* **Required tasks**
1) Answer the following questions using the passage on heated granite, one answer per line.
(a) What peak ring-down count ratio did the naturally cooled sample reach at 600 °C?
(b) By what percentage did the peak ring-down count ratio of the liquid-nitrogen-cooled sample rise between 25 °C and 600 °C?
(c) What is the dynamic failure of rock stated to be the result of?
2) Extend the passage on heated granite, picking up after its final sentence.

* **Passage provided**
To further analyze the effect of liquid-nitrogen cooling on the failure process of high-temperature granite, referring to the method proposed by Liu [30], the ratio of the cumulative AE ring-down count within the range of the 80–100% load-ratio interval to the cumulative AE ring-down count in the whole loading stage is defined as the peak ring-down count ratio. This value can be used to characterize the severity of rock failure at the peak loading stage. As shown in Figure 13, the peak ring-down count ratio of the naturally cooled sample decreased as the heating temperature increased. For example, when the heating temperature increased from 25 °C to 600 °C, the peak ring-down count ratio decreased from 0.80 to 0.55, presenting a decrease of 31.25%. This indicates that with the increase in heating temperature, the damage severity of the naturally cooled sample at the peak load decreases. For the liquid-nitrogen-cooled sample, the peak ring-down count ratio increases with the increase in heating temperature. For example, when the heating temperature increased from 25 °C to 600 °C, the peak ring-down count ratio increased by 125% from 0.28 to 0.63. This was mainly because, compared with the natural cooling method, liquid-nitrogen cooling can generate greater thermal stress inside the high-temperature granite, so the high-temperature granite is subjected to greater thermal stress before loading. Under the influence of the AE Kaiser effect, the level of AE signals generated in the liquid-nitrogen-cooled sample is low at a low load ratio. Only when the load ratio reached a certain degree (exceeding the thermal stress generated by liquid-nitrogen cooling), the expansion of microcracks in the sample can produce obvious AE signals. This also indirectly proves that liquid-nitrogen cooling can further increase the damage degree of high-temperature granite, leading to a further reduction of mechanical properties.

3.4. Characteristics of the Energy Evolution

3.4.1. Energy Evolution Mechanism during Rock Loading

The law of energy evolution is an important way of studying rock deformation and failure characteristics and has been widely used in rock mechanics analysis and testing [31]. Compared with the traditional stress method, this method analyzes the deformation and failure process of rock from the perspective of energy, which is closer to the essence of rock failure [31]. Load displacement, as a description of a specific mechanical state, is only a performance of a certain aspect of the thermodynamic state of rock, and cannot reflect the essential physical characteristics of rock. According to the law of thermodynamics, energy transformation is the essential characteristic of a material physical process, and the failure of rock is an unstable phenomenon driven by energy. The dynamic failure of rock is the result of a sharp release of elastic deformation energy accumulated when the strength limit is reached. Therefore, the law of energy evolution in the process of rock deformation and failure can be analyzed in detail, and the failure theory based on energy change can be established. It is expected to truly reflect the failure law of rock and better serve relevant engineering practices.

* **Information given**

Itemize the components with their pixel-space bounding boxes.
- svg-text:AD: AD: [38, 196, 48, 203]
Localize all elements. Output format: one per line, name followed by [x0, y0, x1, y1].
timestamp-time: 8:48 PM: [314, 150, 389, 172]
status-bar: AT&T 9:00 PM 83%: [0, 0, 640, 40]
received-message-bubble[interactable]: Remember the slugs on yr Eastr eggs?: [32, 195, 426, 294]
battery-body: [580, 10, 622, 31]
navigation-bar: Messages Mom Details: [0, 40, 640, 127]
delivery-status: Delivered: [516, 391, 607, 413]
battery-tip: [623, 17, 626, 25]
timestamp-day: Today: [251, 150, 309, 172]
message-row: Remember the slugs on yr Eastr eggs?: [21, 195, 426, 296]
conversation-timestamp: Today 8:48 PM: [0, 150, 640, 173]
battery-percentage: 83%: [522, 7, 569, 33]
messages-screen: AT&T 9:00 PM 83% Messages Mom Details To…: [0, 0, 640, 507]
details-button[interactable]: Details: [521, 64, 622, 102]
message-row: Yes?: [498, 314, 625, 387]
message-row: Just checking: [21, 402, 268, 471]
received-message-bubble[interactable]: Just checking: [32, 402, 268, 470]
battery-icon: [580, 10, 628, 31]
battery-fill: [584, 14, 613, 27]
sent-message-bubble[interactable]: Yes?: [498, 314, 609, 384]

* **Task results**
1)
(a) 0.55
(b) 125%
(c) A sharp release of the elastic deformation energy accumulated when the strength limit is reached

2)
From the microscopic perspective, rock deformation and failure are the result of internal damage evolution, which is caused by the continuous expansion of initial defects such as microcracks. In the process of microcrack expansion, energy is absorbed to produce new crack surfaces. This means that some of the work done to the rock by external forces (i.e., the energy absorbed by the rock) is dissipated in the form of microcracks, and this energy is called dissipated energy. In addition to dissipated energy, another part of the energy absorbed by the rock is stored inside the rock in the form of elastic deformation, which is called elastic energy. Xie et al. [32] pointed out that dissipated energy leads to the continuous expansion of internal defects and the deterioration of the mechanical properties of rock, and ultimately to the loss of rock strength, which is the essential property of rock failure. For the same type of rock, the law of energy evolution is mainly affected by the initial microcrack distribution in the rock. This is because the initial microcrack distribution affects the energy dissipation process of the rock such that the energy dissipation law of the rock presents different characteristics. This is also the basis for evaluating the damage characteristics of rock according to energy evolution.

There is a lot of energy involved in the rock loading process, so it is impossible to monitor every kind of energy during the experiment. In the analysis of rock deformation and failure, elastic energy and dissipated energy are mainly studied. If the heat exchange between the rock and the outside environment is ignored, the energy absorbed by the rock can be regarded as the sum of elastic energy and dissipated energy according to the first law of thermodynamics:

$$U=U^e+U^d$$

(2)

where U is the work done on the rock by external forces, i.e., absorbed energy; U^e is the elastic energy stored inside the rock; and U^d is the dissipated energy of the rock.

The calculation of elastic energy, dissipated energy, and absorbed energy can be made according to the method provided in the literature [33].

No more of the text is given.